■ **What you should do**
Give the material once more, word for word, without any images.

■ **Task data**
════════
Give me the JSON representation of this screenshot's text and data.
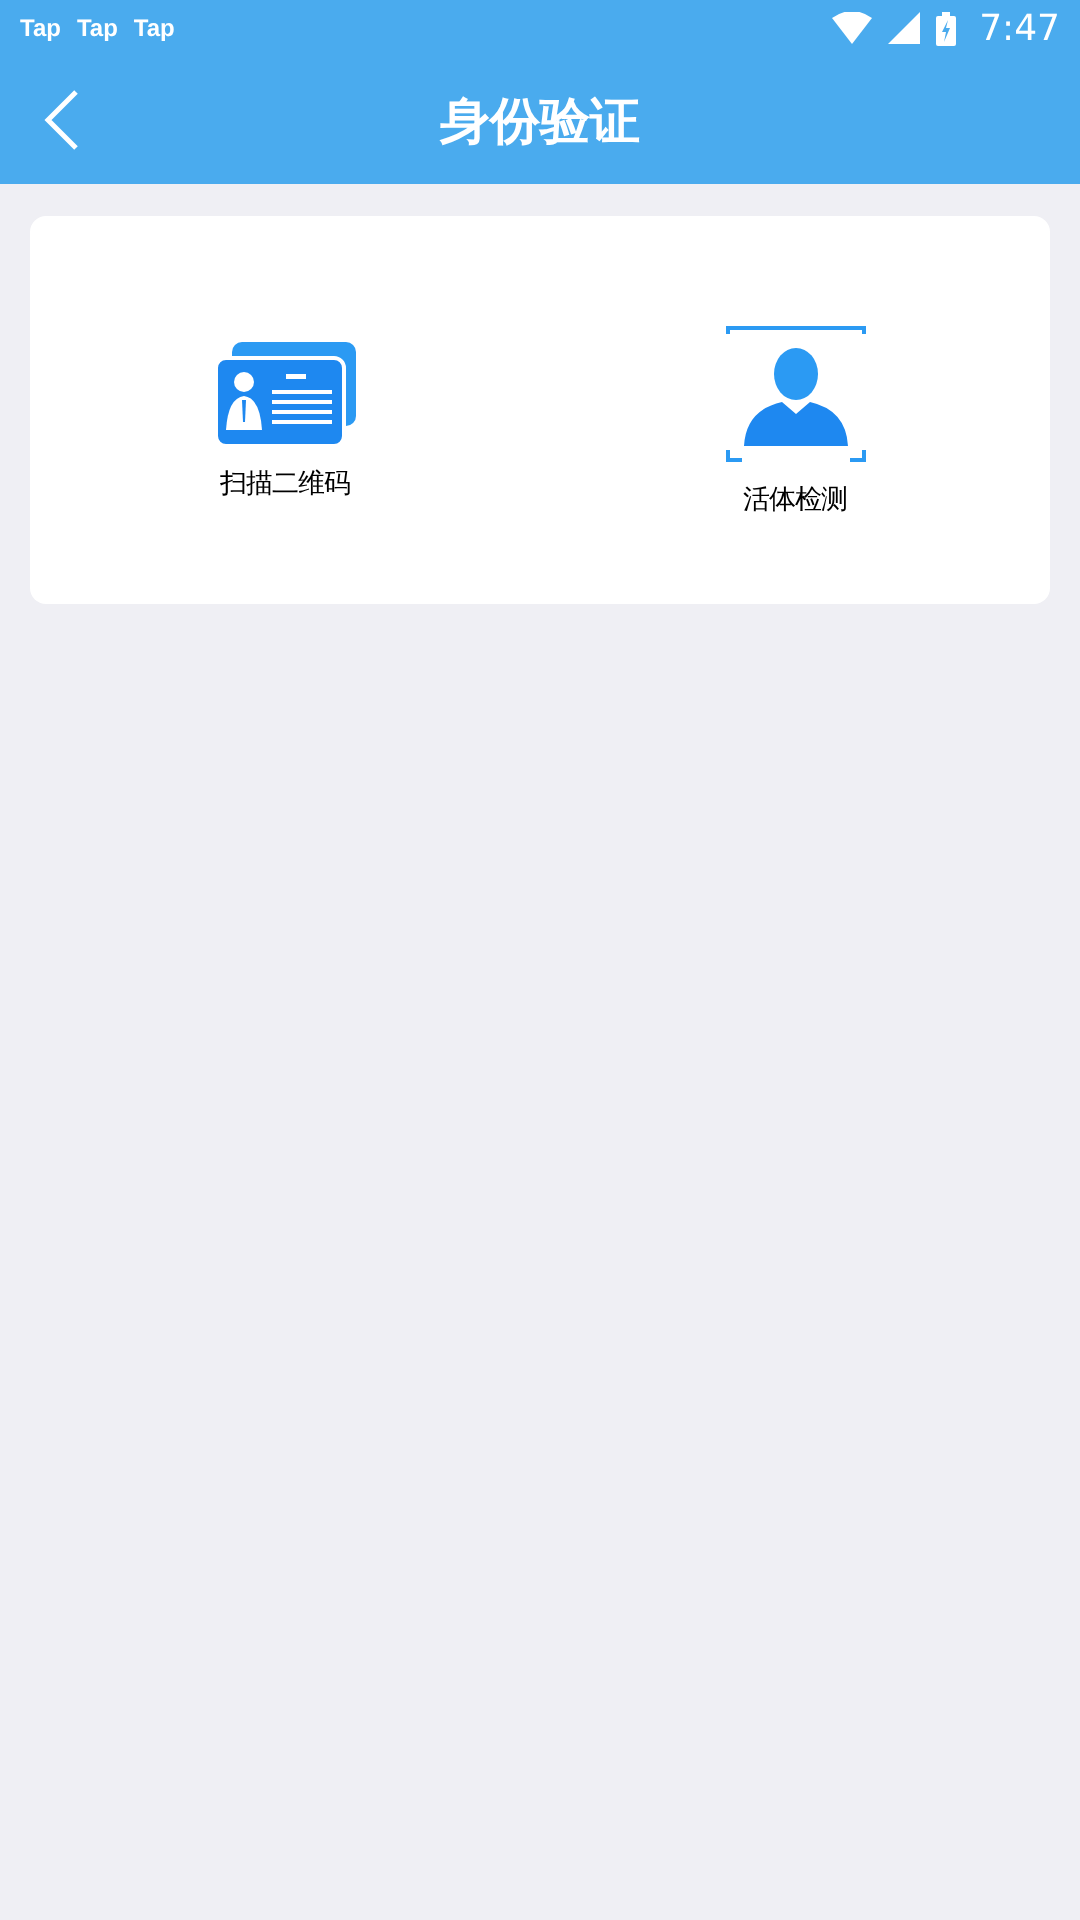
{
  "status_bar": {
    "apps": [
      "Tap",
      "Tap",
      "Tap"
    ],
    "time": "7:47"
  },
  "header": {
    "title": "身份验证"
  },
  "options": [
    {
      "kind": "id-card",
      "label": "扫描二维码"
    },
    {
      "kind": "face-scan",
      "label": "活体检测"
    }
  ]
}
════════
■ **Exercise result**
Give me the JSON representation of this screenshot's text and data.
{
  "status_bar": {
    "apps": [
      "Tap",
      "Tap",
      "Tap"
    ],
    "time": "7:47"
  },
  "header": {
    "title": "身份验证"
  },
  "options": [
    {
      "kind": "id-card",
      "label": "扫描二维码"
    },
    {
      "kind": "face-scan",
      "label": "活体检测"
    }
  ]
}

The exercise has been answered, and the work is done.